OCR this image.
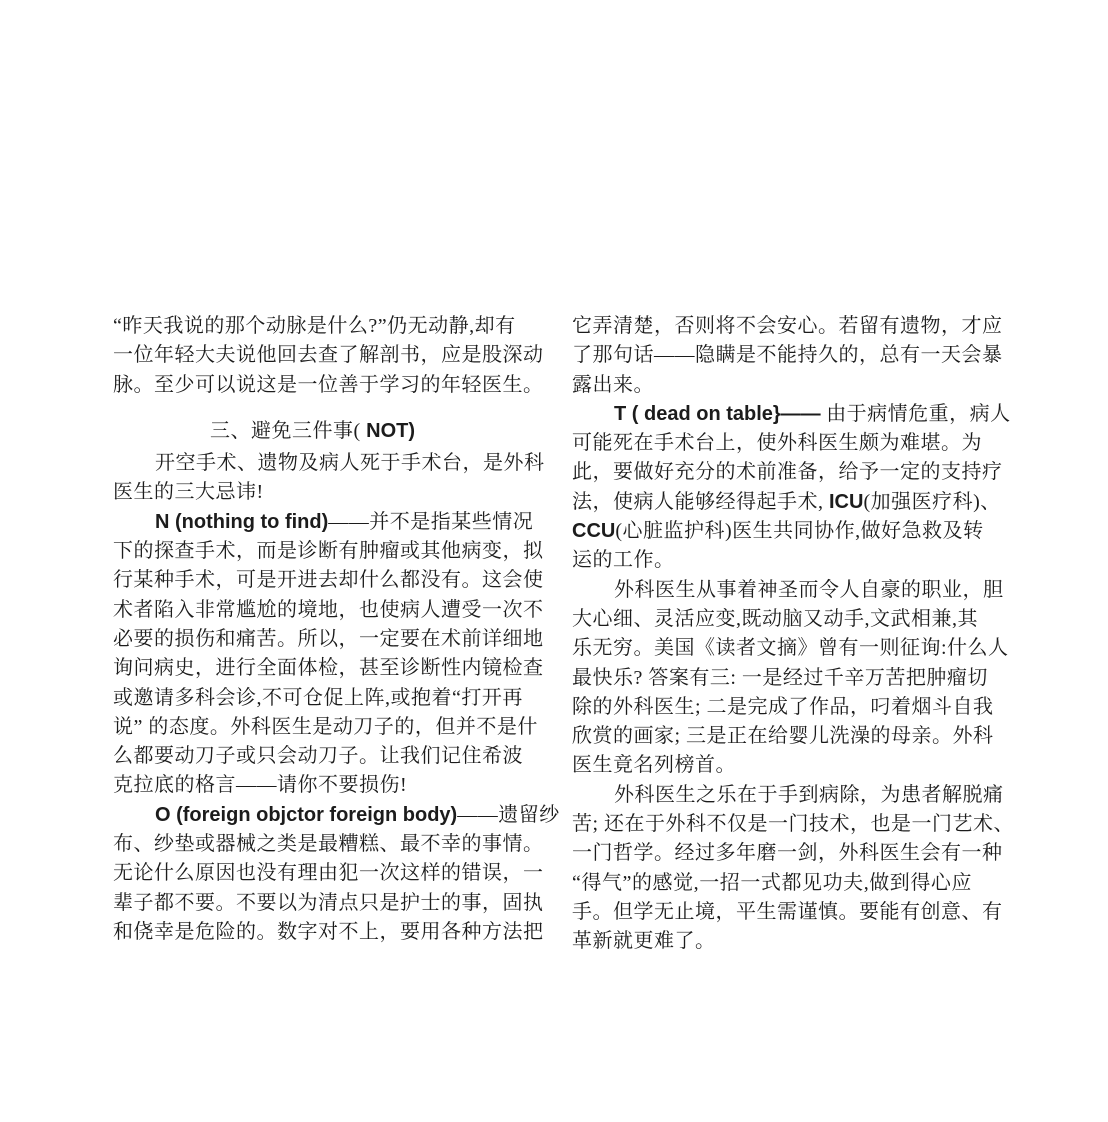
“昨天我说的那个动脉是什么?”仍无动静,却有
一位年轻大夫说他回去查了解剖书，应是股深动
脉。至少可以说这是一位善于学习的年轻医生。
三、避免三件事( NOT)
开空手术、遗物及病人死于手术台，是外科
医生的三大忌讳!
N (nothing to find)——并不是指某些情况
下的探查手术，而是诊断有肿瘤或其他病变，拟
行某种手术，可是开进去却什么都没有。这会使
术者陷入非常尴尬的境地，也使病人遭受一次不
必要的损伤和痛苦。所以，一定要在术前详细地
询问病史，进行全面体检，甚至诊断性内镜检查
或邀请多科会诊,不可仓促上阵,或抱着“打开再
说” 的态度。外科医生是动刀子的，但并不是什
么都要动刀子或只会动刀子。让我们记住希波
克拉底的格言——请你不要损伤!
O (foreign objctor foreign body)——遗留纱
布、纱垫或器械之类是最糟糕、最不幸的事情。
无论什么原因也没有理由犯一次这样的错误，一
辈子都不要。不要以为清点只是护士的事，固执
和侥幸是危险的。数字对不上，要用各种方法把
它弄清楚，否则将不会安心。若留有遗物，才应
了那句话——隐瞒是不能持久的，总有一天会暴
露出来。
T ( dead on table}—— 由于病情危重，病人
可能死在手术台上，使外科医生颇为难堪。为
此，要做好充分的术前准备，给予一定的支持疗
法，使病人能够经得起手术, ICU(加强医疗科)、
CCU(心脏监护科)医生共同协作,做好急救及转
运的工作。
外科医生从事着神圣而令人自豪的职业，胆
大心细、灵活应变,既动脑又动手,文武相兼,其
乐无穷。美国《读者文摘》曾有一则征询:什么人
最快乐? 答案有三: 一是经过千辛万苦把肿瘤切
除的外科医生; 二是完成了作品，叼着烟斗自我
欣赏的画家; 三是正在给婴儿洗澡的母亲。外科
医生竟名列榜首。
外科医生之乐在于手到病除，为患者解脱痛
苦; 还在于外科不仅是一门技术，也是一门艺术、
一门哲学。经过多年磨一剑，外科医生会有一种
“得气”的感觉,一招一式都见功夫,做到得心应
手。但学无止境，平生需谨慎。要能有创意、有
革新就更难了。
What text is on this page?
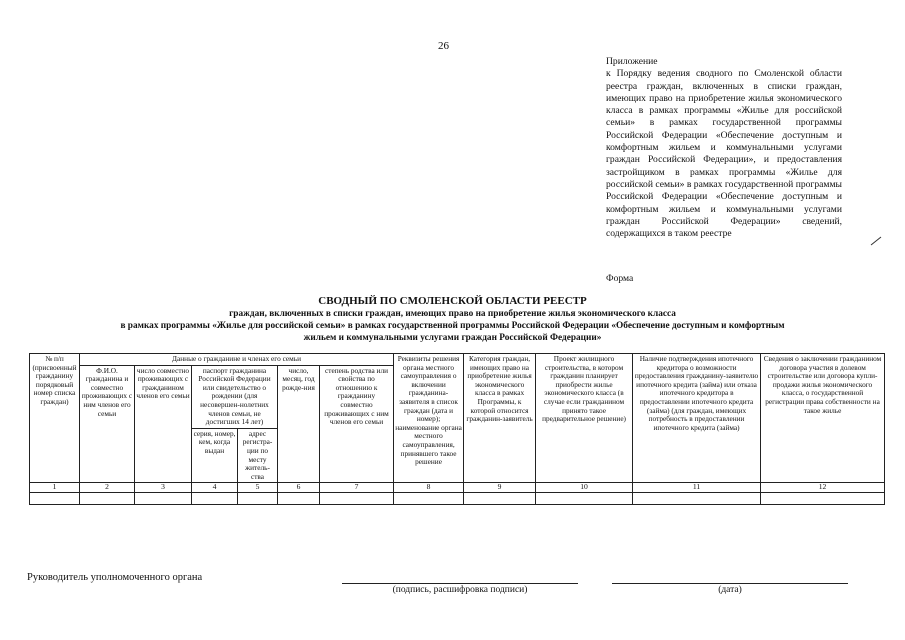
26
Приложение
к Порядку ведения сводного по Смоленской области реестра граждан, включенных в списки граждан, имеющих право на приобретение жилья экономического класса в рамках программы «Жилье для российской семьи» в рамках государственной программы Российской Федерации «Обеспечение доступным и комфортным жильем и коммунальными услугами граждан Российской Федерации», и предоставления застройщиком в рамках программы «Жилье для российской семьи» в рамках государственной программы Российской Федерации «Обеспечение доступным и комфортным жильем и коммунальными услугами граждан Российской Федерации» сведений, содержащихся в таком реестре
Форма
СВОДНЫЙ ПО СМОЛЕНСКОЙ ОБЛАСТИ РЕЕСТР
граждан, включенных в списки граждан, имеющих право на приобретение жилья экономического класса
в рамках программы «Жилье для российской семьи» в рамках государственной программы Российской Федерации «Обеспечение доступным и комфортным
жильем и коммунальными услугами граждан Российской Федерации»
№ п/п (присвоенный гражданину порядковый номер списка граждан)	Данные о гражданине и членах его семьи						Реквизиты решения органа местного самоуправления о включении гражданина-заявителя в список граждан (дата и номер); наименование органа местного самоуправления, принявшего такое решение	Категория граждан, имеющих право на приобретение жилья экономического класса в рамках Программы, к которой относится гражданин-заявитель	Проект жилищного строительства, в котором гражданин планирует приобрести жилье экономического класса (в случае если гражданином принято такое предварительное решение)	Наличие подтверждения ипотечного кредитора о возможности предоставления гражданину-заявителю ипотечного кредита (займа) или отказа ипотечного кредитора в предоставлении ипотечного кредита (займа) (для граждан, имеющих потребность в предоставлении ипотечного кредита (займа)	Сведения о заключении гражданином договора участия в долевом строительстве или договора купли-продажи жилья экономического класса, о государственной регистрации права собственности на такое жилье
	Ф.И.О. гражданина и совместно проживающих с ним членов его семьи	число совместно проживающих с гражданином членов его семьи	паспорт гражданина Российской Федерации или свидетельство о рождении (для несовершен-нолетних членов семьи, не достигших 14 лет)		число, месяц, год рожде-ния	степень родства или свойства по отношению к гражданину совместно проживающих с ним членов его семьи					
			серия, номер, кем, когда выдан	адрес регистра-ции по месту житель-ства							
1	2	3	4	5	6	7	8	9	10	11	12

Руководитель уполномоченного органа
(подпись, расшифровка подписи)	(дата)
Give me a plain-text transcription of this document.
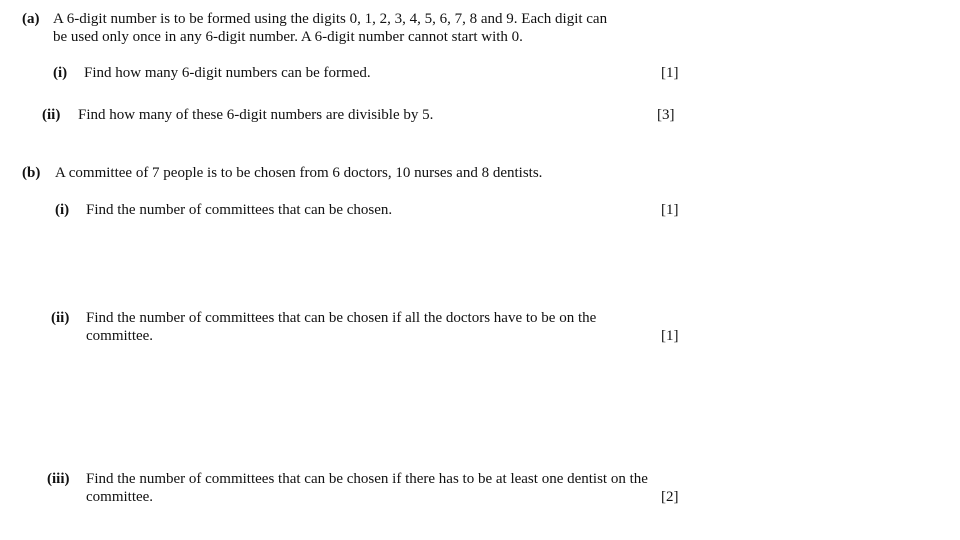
(a) A 6-digit number is to be formed using the digits 0, 1, 2, 3, 4, 5, 6, 7, 8 and 9. Each digit can
be used only once in any 6-digit number. A 6-digit number cannot start with 0.
(i) Find how many 6-digit numbers can be formed.	[1]
(ii) Find how many of these 6-digit numbers are divisible by 5.	[3]
(b) A committee of 7 people is to be chosen from 6 doctors, 10 nurses and 8 dentists.
(i) Find the number of committees that can be chosen.	[1]
(ii) Find the number of committees that can be chosen if all the doctors have to be on the
committee.	[1]
(iii) Find the number of committees that can be chosen if there has to be at least one dentist on the
committee.	[2]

····················

Problem statement — Copy the whole listing above word for word but do not carry over the pictures.

Solution to the problem —
OCR this image.
“昨天我说的那个动脉是什么?”仍无动静,却有
一位年轻大夫说他回去查了解剖书，应是股深动
脉。至少可以说这是一位善于学习的年轻医生。
三、避免三件事( NOT)
开空手术、遗物及病人死于手术台，是外科
医生的三大忌讳!
N (nothing to find)——并不是指某些情况
下的探查手术，而是诊断有肿瘤或其他病变，拟
行某种手术，可是开进去却什么都没有。这会使
术者陷入非常尴尬的境地，也使病人遭受一次不
必要的损伤和痛苦。所以，一定要在术前详细地
询问病史，进行全面体检，甚至诊断性内镜检查
或邀请多科会诊,不可仓促上阵,或抱着“打开再
说” 的态度。外科医生是动刀子的，但并不是什
么都要动刀子或只会动刀子。让我们记住希波
克拉底的格言——请你不要损伤!
O (foreign objctor foreign body)——遗留纱
布、纱垫或器械之类是最糟糕、最不幸的事情。
无论什么原因也没有理由犯一次这样的错误，一
辈子都不要。不要以为清点只是护士的事，固执
和侥幸是危险的。数字对不上，要用各种方法把
它弄清楚，否则将不会安心。若留有遗物，才应
了那句话——隐瞒是不能持久的，总有一天会暴
露出来。
T ( dead on table}—— 由于病情危重，病人
可能死在手术台上，使外科医生颇为难堪。为
此，要做好充分的术前准备，给予一定的支持疗
法，使病人能够经得起手术, ICU(加强医疗科)、
CCU(心脏监护科)医生共同协作,做好急救及转
运的工作。
外科医生从事着神圣而令人自豪的职业，胆
大心细、灵活应变,既动脑又动手,文武相兼,其
乐无穷。美国《读者文摘》曾有一则征询:什么人
最快乐? 答案有三: 一是经过千辛万苦把肿瘤切
除的外科医生; 二是完成了作品，叼着烟斗自我
欣赏的画家; 三是正在给婴儿洗澡的母亲。外科
医生竟名列榜首。
外科医生之乐在于手到病除，为患者解脱痛
苦; 还在于外科不仅是一门技术，也是一门艺术、
一门哲学。经过多年磨一剑，外科医生会有一种
“得气”的感觉,一招一式都见功夫,做到得心应
手。但学无止境，平生需谨慎。要能有创意、有
革新就更难了。
What text is on this page?
26
Приложение
к Порядку ведения сводного по Смоленской области реестра граждан, включенных в списки граждан, имеющих право на приобретение жилья экономического класса в рамках программы «Жилье для российской семьи» в рамках государственной программы Российской Федерации «Обеспечение доступным и комфортным жильем и коммунальными услугами граждан Российской Федерации», и предоставления застройщиком в рамках программы «Жилье для российской семьи» в рамках государственной программы Российской Федерации «Обеспечение доступным и комфортным жильем и коммунальными услугами граждан Российской Федерации» сведений, содержащихся в таком реестре
Форма
СВОДНЫЙ ПО СМОЛЕНСКОЙ ОБЛАСТИ РЕЕСТР
граждан, включенных в списки граждан, имеющих право на приобретение жилья экономического класса
в рамках программы «Жилье для российской семьи» в рамках государственной программы Российской Федерации «Обеспечение доступным и комфортным
жильем и коммунальными услугами граждан Российской Федерации»
№ п/п (присвоенный гражданину порядковый номер списка граждан)	Данные о гражданине и членах его семьи						Реквизиты решения органа местного самоуправления о включении гражданина-заявителя в список граждан (дата и номер); наименование органа местного самоуправления, принявшего такое решение	Категория граждан, имеющих право на приобретение жилья экономического класса в рамках Программы, к которой относится гражданин-заявитель	Проект жилищного строительства, в котором гражданин планирует приобрести жилье экономического класса (в случае если гражданином принято такое предварительное решение)	Наличие подтверждения ипотечного кредитора о возможности предоставления гражданину-заявителю ипотечного кредита (займа) или отказа ипотечного кредитора в предоставлении ипотечного кредита (займа) (для граждан, имеющих потребность в предоставлении ипотечного кредита (займа)	Сведения о заключении гражданином договора участия в долевом строительстве или договора купли-продажи жилья экономического класса, о государственной регистрации права собственности на такое жилье
	Ф.И.О. гражданина и совместно проживающих с ним членов его семьи	число совместно проживающих с гражданином членов его семьи	паспорт гражданина Российской Федерации или свидетельство о рождении (для несовершен-нолетних членов семьи, не достигших 14 лет)		число, месяц, год рожде-ния	степень родства или свойства по отношению к гражданину совместно проживающих с ним членов его семьи					
			серия, номер, кем, когда выдан	адрес регистра-ции по месту житель-ства							
1	2	3	4	5	6	7	8	9	10	11	12

Руководитель уполномоченного органа
(подпись, расшифровка подписи)	(дата)
Give me a plain-text transcription of this document.
(a) A 6-digit number is to be formed using the digits 0, 1, 2, 3, 4, 5, 6, 7, 8 and 9. Each digit can
be used only once in any 6-digit number. A 6-digit number cannot start with 0.
(i) Find how many 6-digit numbers can be formed.	[1]
(ii) Find how many of these 6-digit numbers are divisible by 5.	[3]
(b) A committee of 7 people is to be chosen from 6 doctors, 10 nurses and 8 dentists.
(i) Find the number of committees that can be chosen.	[1]
(ii) Find the number of committees that can be chosen if all the doctors have to be on the
committee.	[1]
(iii) Find the number of committees that can be chosen if there has to be at least one dentist on the
committee.	[2]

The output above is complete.